• Extracted material:
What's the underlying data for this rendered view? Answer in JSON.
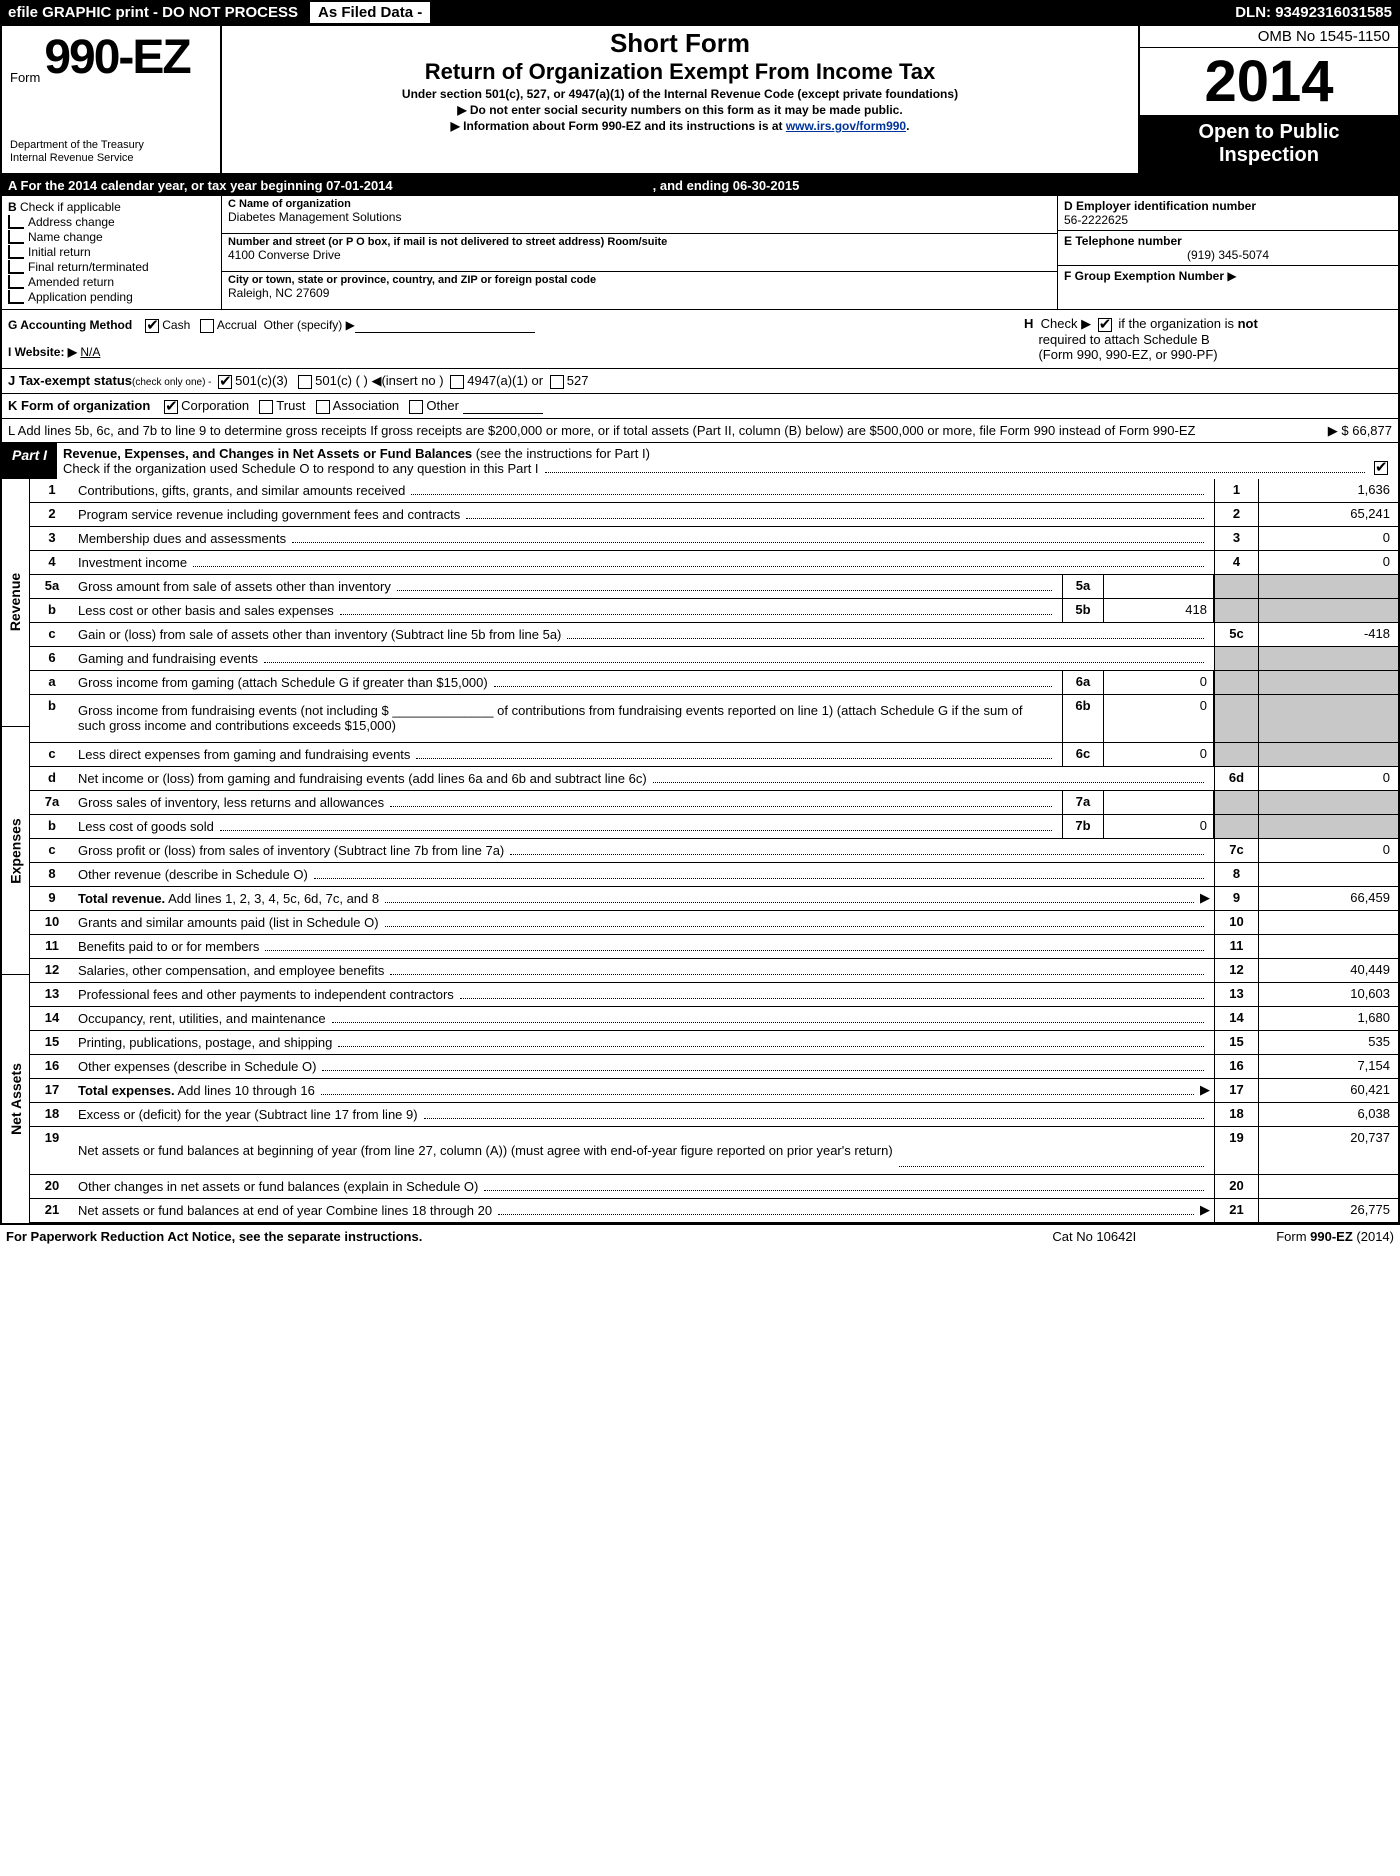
{
  "topbar": {
    "efile": "efile GRAPHIC print - DO NOT PROCESS",
    "asfiled": "As Filed Data -",
    "dln_label": "DLN:",
    "dln": "93492316031585"
  },
  "header": {
    "form_prefix": "Form",
    "form_number": "990-EZ",
    "dept1": "Department of the Treasury",
    "dept2": "Internal Revenue Service",
    "title1": "Short Form",
    "title2": "Return of Organization Exempt From Income Tax",
    "title3": "Under section 501(c), 527, or 4947(a)(1) of the Internal Revenue Code (except private foundations)",
    "bullet1": "▶ Do not enter social security numbers on this form as it may be made public.",
    "bullet2_pre": "▶ Information about Form 990-EZ and its instructions is at ",
    "bullet2_link": "www.irs.gov/form990",
    "bullet2_post": ".",
    "omb": "OMB No 1545-1150",
    "year": "2014",
    "open1": "Open to Public",
    "open2": "Inspection"
  },
  "rowA": {
    "text": "A  For the 2014 calendar year, or tax year beginning 07-01-2014",
    "end": ", and ending 06-30-2015"
  },
  "colB": {
    "title": "B",
    "subtitle": "Check if applicable",
    "items": [
      "Address change",
      "Name change",
      "Initial return",
      "Final return/terminated",
      "Amended return",
      "Application pending"
    ]
  },
  "colC": {
    "c_lab": "C Name of organization",
    "c_val": "Diabetes Management Solutions",
    "addr_lab": "Number and street (or P O box, if mail is not delivered to street address) Room/suite",
    "addr_val": "4100 Converse Drive",
    "city_lab": "City or town, state or province, country, and ZIP or foreign postal code",
    "city_val": "Raleigh, NC  27609"
  },
  "colD": {
    "d_lab": "D Employer identification number",
    "d_val": "56-2222625",
    "e_lab": "E Telephone number",
    "e_val": "(919) 345-5074",
    "f_lab": "F Group Exemption Number",
    "f_arrow": "▶"
  },
  "G": {
    "label": "G Accounting Method",
    "opts": [
      "Cash",
      "Accrual",
      "Other (specify) ▶"
    ]
  },
  "H": {
    "text1": "Check ▶",
    "text2": "if the organization is",
    "not": "not",
    "text3": "required to attach Schedule B",
    "text4": "(Form 990, 990-EZ, or 990-PF)"
  },
  "I": {
    "label": "I Website: ▶",
    "val": "N/A"
  },
  "J": {
    "label": "J Tax-exempt status",
    "sub": "(check only one) -",
    "o1": "501(c)(3)",
    "o2": "501(c) (   ) ◀(insert no )",
    "o3": "4947(a)(1) or",
    "o4": "527"
  },
  "K": {
    "label": "K Form of organization",
    "opts": [
      "Corporation",
      "Trust",
      "Association",
      "Other"
    ]
  },
  "L": {
    "text": "L Add lines 5b, 6c, and 7b to line 9 to determine gross receipts  If gross receipts are $200,000 or more, or if total assets (Part II, column (B) below) are $500,000 or more, file Form 990 instead of Form 990-EZ",
    "arrow": "▶",
    "val": "$ 66,877"
  },
  "partI": {
    "tab": "Part I",
    "title": "Revenue, Expenses, and Changes in Net Assets or Fund Balances",
    "titlesub": " (see the instructions for Part I)",
    "row2": "Check if the organization used Schedule O to respond to any question in this Part I"
  },
  "sides": {
    "rev": "Revenue",
    "exp": "Expenses",
    "na": "Net Assets"
  },
  "lines": [
    {
      "n": "1",
      "d": "Contributions, gifts, grants, and similar amounts received",
      "ln": "1",
      "v": "1,636"
    },
    {
      "n": "2",
      "d": "Program service revenue including government fees and contracts",
      "ln": "2",
      "v": "65,241"
    },
    {
      "n": "3",
      "d": "Membership dues and assessments",
      "ln": "3",
      "v": "0"
    },
    {
      "n": "4",
      "d": "Investment income",
      "ln": "4",
      "v": "0"
    },
    {
      "n": "5a",
      "d": "Gross amount from sale of assets other than inventory",
      "mini": "5a",
      "mv": "",
      "shade": true
    },
    {
      "n": "b",
      "d": "Less  cost or other basis and sales expenses",
      "mini": "5b",
      "mv": "418",
      "shade": true
    },
    {
      "n": "c",
      "d": "Gain or (loss) from sale of assets other than inventory (Subtract line 5b from line 5a)",
      "ln": "5c",
      "v": "-418"
    },
    {
      "n": "6",
      "d": "Gaming and fundraising events",
      "shade": true,
      "noval": true
    },
    {
      "n": "a",
      "d": "Gross income from gaming (attach Schedule G if greater than $15,000)",
      "mini": "6a",
      "mv": "0",
      "shade": true
    },
    {
      "n": "b",
      "d": "Gross income from fundraising events (not including $ ______________ of contributions from fundraising events reported on line 1) (attach Schedule G if the sum of such gross income and contributions exceeds $15,000)",
      "mini": "6b",
      "mv": "0",
      "shade": true,
      "tall": true
    },
    {
      "n": "c",
      "d": "Less  direct expenses from gaming and fundraising events",
      "mini": "6c",
      "mv": "0",
      "shade": true
    },
    {
      "n": "d",
      "d": "Net income or (loss) from gaming and fundraising events (add lines 6a and 6b and subtract line 6c)",
      "ln": "6d",
      "v": "0"
    },
    {
      "n": "7a",
      "d": "Gross sales of inventory, less returns and allowances",
      "mini": "7a",
      "mv": "",
      "shade": true
    },
    {
      "n": "b",
      "d": "Less  cost of goods sold",
      "mini": "7b",
      "mv": "0",
      "shade": true
    },
    {
      "n": "c",
      "d": "Gross profit or (loss) from sales of inventory (Subtract line 7b from line 7a)",
      "ln": "7c",
      "v": "0"
    },
    {
      "n": "8",
      "d": "Other revenue (describe in Schedule O)",
      "ln": "8",
      "v": ""
    },
    {
      "n": "9",
      "d": "Total revenue. Add lines 1, 2, 3, 4, 5c, 6d, 7c, and 8",
      "ln": "9",
      "v": "66,459",
      "bold": true,
      "arr": true
    },
    {
      "n": "10",
      "d": "Grants and similar amounts paid (list in Schedule O)",
      "ln": "10",
      "v": ""
    },
    {
      "n": "11",
      "d": "Benefits paid to or for members",
      "ln": "11",
      "v": ""
    },
    {
      "n": "12",
      "d": "Salaries, other compensation, and employee benefits",
      "ln": "12",
      "v": "40,449"
    },
    {
      "n": "13",
      "d": "Professional fees and other payments to independent contractors",
      "ln": "13",
      "v": "10,603"
    },
    {
      "n": "14",
      "d": "Occupancy, rent, utilities, and maintenance",
      "ln": "14",
      "v": "1,680"
    },
    {
      "n": "15",
      "d": "Printing, publications, postage, and shipping",
      "ln": "15",
      "v": "535"
    },
    {
      "n": "16",
      "d": "Other expenses (describe in Schedule O)",
      "ln": "16",
      "v": "7,154"
    },
    {
      "n": "17",
      "d": "Total expenses. Add lines 10 through 16",
      "ln": "17",
      "v": "60,421",
      "bold": true,
      "arr": true
    },
    {
      "n": "18",
      "d": "Excess or (deficit) for the year (Subtract line 17 from line 9)",
      "ln": "18",
      "v": "6,038"
    },
    {
      "n": "19",
      "d": "Net assets or fund balances at beginning of year (from line 27, column (A)) (must agree with end-of-year figure reported on prior year's return)",
      "ln": "19",
      "v": "20,737",
      "tall": true
    },
    {
      "n": "20",
      "d": "Other changes in net assets or fund balances (explain in Schedule O)",
      "ln": "20",
      "v": ""
    },
    {
      "n": "21",
      "d": "Net assets or fund balances at end of year  Combine lines 18 through 20",
      "ln": "21",
      "v": "26,775",
      "arr": true
    }
  ],
  "footer": {
    "left": "For Paperwork Reduction Act Notice, see the separate instructions.",
    "mid": "Cat No 10642I",
    "right": "Form 990-EZ (2014)"
  },
  "seg_heights": {
    "rev": 430,
    "exp": 196,
    "na": 118
  }
}
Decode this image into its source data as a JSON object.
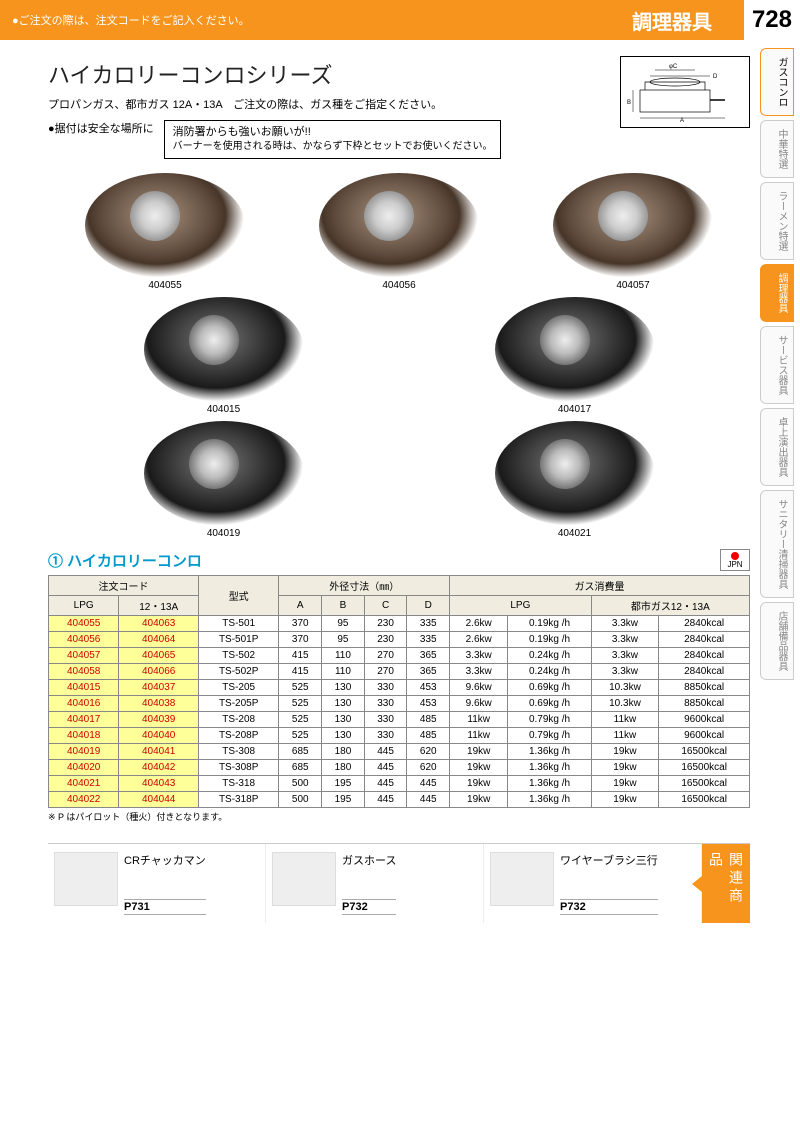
{
  "header": {
    "notice": "●ご注文の際は、注文コードをご記入ください。",
    "category": "調理器具",
    "page_no": "728"
  },
  "side_tabs": [
    {
      "label": "ガスコンロ",
      "active": true
    },
    {
      "label": "中華特選"
    },
    {
      "label": "ラーメン特選"
    },
    {
      "label": "調理器具",
      "highlight": true
    },
    {
      "label": "サービス器具"
    },
    {
      "label": "卓上演出器具"
    },
    {
      "label": "サニタリー清掃器具"
    },
    {
      "label": "店舗備品器具"
    }
  ],
  "title": "ハイカロリーコンロシリーズ",
  "subtitle": "プロパンガス、都市ガス 12A・13A　ご注文の際は、ガス種をご指定ください。",
  "warn1": "●据付は安全な場所に",
  "warn_box": {
    "l1": "消防署からも強いお願いが!!",
    "l2": "バーナーを使用される時は、かならず下枠とセットでお使いください。"
  },
  "diagram_labels": {
    "a": "A",
    "b": "B",
    "c": "φC",
    "d": "D"
  },
  "products": {
    "row1": [
      {
        "code": "404055",
        "variant": "bronze"
      },
      {
        "code": "404056",
        "variant": "bronze"
      },
      {
        "code": "404057",
        "variant": "bronze"
      }
    ],
    "row2": [
      {
        "code": "404015",
        "variant": "black"
      },
      {
        "code": "404017",
        "variant": "black"
      }
    ],
    "row3": [
      {
        "code": "404019",
        "variant": "black"
      },
      {
        "code": "404021",
        "variant": "black"
      }
    ]
  },
  "section_title": "① ハイカロリーコンロ",
  "jpn_badge": "JPN",
  "table": {
    "head": {
      "order_code": "注文コード",
      "lpg": "LPG",
      "city": "12・13A",
      "model": "型式",
      "outer": "外径寸法（㎜）",
      "a": "A",
      "b": "B",
      "c": "C",
      "d": "D",
      "gas": "ガス消費量",
      "gas_lpg": "LPG",
      "gas_city": "都市ガス12・13A"
    },
    "rows": [
      {
        "lpg": "404055",
        "city": "404063",
        "model": "TS-501",
        "a": "370",
        "b": "95",
        "c": "230",
        "d": "335",
        "gkw": "2.6kw",
        "gkg": "0.19kg /h",
        "ckw": "3.3kw",
        "ckcal": "2840kcal"
      },
      {
        "lpg": "404056",
        "city": "404064",
        "model": "TS-501P",
        "a": "370",
        "b": "95",
        "c": "230",
        "d": "335",
        "gkw": "2.6kw",
        "gkg": "0.19kg /h",
        "ckw": "3.3kw",
        "ckcal": "2840kcal"
      },
      {
        "lpg": "404057",
        "city": "404065",
        "model": "TS-502",
        "a": "415",
        "b": "110",
        "c": "270",
        "d": "365",
        "gkw": "3.3kw",
        "gkg": "0.24kg /h",
        "ckw": "3.3kw",
        "ckcal": "2840kcal"
      },
      {
        "lpg": "404058",
        "city": "404066",
        "model": "TS-502P",
        "a": "415",
        "b": "110",
        "c": "270",
        "d": "365",
        "gkw": "3.3kw",
        "gkg": "0.24kg /h",
        "ckw": "3.3kw",
        "ckcal": "2840kcal"
      },
      {
        "lpg": "404015",
        "city": "404037",
        "model": "TS-205",
        "a": "525",
        "b": "130",
        "c": "330",
        "d": "453",
        "gkw": "9.6kw",
        "gkg": "0.69kg /h",
        "ckw": "10.3kw",
        "ckcal": "8850kcal"
      },
      {
        "lpg": "404016",
        "city": "404038",
        "model": "TS-205P",
        "a": "525",
        "b": "130",
        "c": "330",
        "d": "453",
        "gkw": "9.6kw",
        "gkg": "0.69kg /h",
        "ckw": "10.3kw",
        "ckcal": "8850kcal"
      },
      {
        "lpg": "404017",
        "city": "404039",
        "model": "TS-208",
        "a": "525",
        "b": "130",
        "c": "330",
        "d": "485",
        "gkw": "11kw",
        "gkg": "0.79kg /h",
        "ckw": "11kw",
        "ckcal": "9600kcal"
      },
      {
        "lpg": "404018",
        "city": "404040",
        "model": "TS-208P",
        "a": "525",
        "b": "130",
        "c": "330",
        "d": "485",
        "gkw": "11kw",
        "gkg": "0.79kg /h",
        "ckw": "11kw",
        "ckcal": "9600kcal"
      },
      {
        "lpg": "404019",
        "city": "404041",
        "model": "TS-308",
        "a": "685",
        "b": "180",
        "c": "445",
        "d": "620",
        "gkw": "19kw",
        "gkg": "1.36kg /h",
        "ckw": "19kw",
        "ckcal": "16500kcal"
      },
      {
        "lpg": "404020",
        "city": "404042",
        "model": "TS-308P",
        "a": "685",
        "b": "180",
        "c": "445",
        "d": "620",
        "gkw": "19kw",
        "gkg": "1.36kg /h",
        "ckw": "19kw",
        "ckcal": "16500kcal"
      },
      {
        "lpg": "404021",
        "city": "404043",
        "model": "TS-318",
        "a": "500",
        "b": "195",
        "c": "445",
        "d": "445",
        "gkw": "19kw",
        "gkg": "1.36kg /h",
        "ckw": "19kw",
        "ckcal": "16500kcal"
      },
      {
        "lpg": "404022",
        "city": "404044",
        "model": "TS-318P",
        "a": "500",
        "b": "195",
        "c": "445",
        "d": "445",
        "gkw": "19kw",
        "gkg": "1.36kg /h",
        "ckw": "19kw",
        "ckcal": "16500kcal"
      }
    ],
    "note": "※ P はパイロット（種火）付きとなります。"
  },
  "related": {
    "label": "関連商品",
    "items": [
      {
        "name": "CRチャッカマン",
        "page": "P731"
      },
      {
        "name": "ガスホース",
        "page": "P732"
      },
      {
        "name": "ワイヤーブラシ三行",
        "page": "P732"
      }
    ]
  },
  "colors": {
    "accent": "#f7941e",
    "title_blue": "#0099cc",
    "hl_bg": "#ffff99",
    "hl_fg": "#c00"
  }
}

• What you need to do: Give the number of lines in the entries above that include the string "fees". No other output is expected.

• Exercise output: 2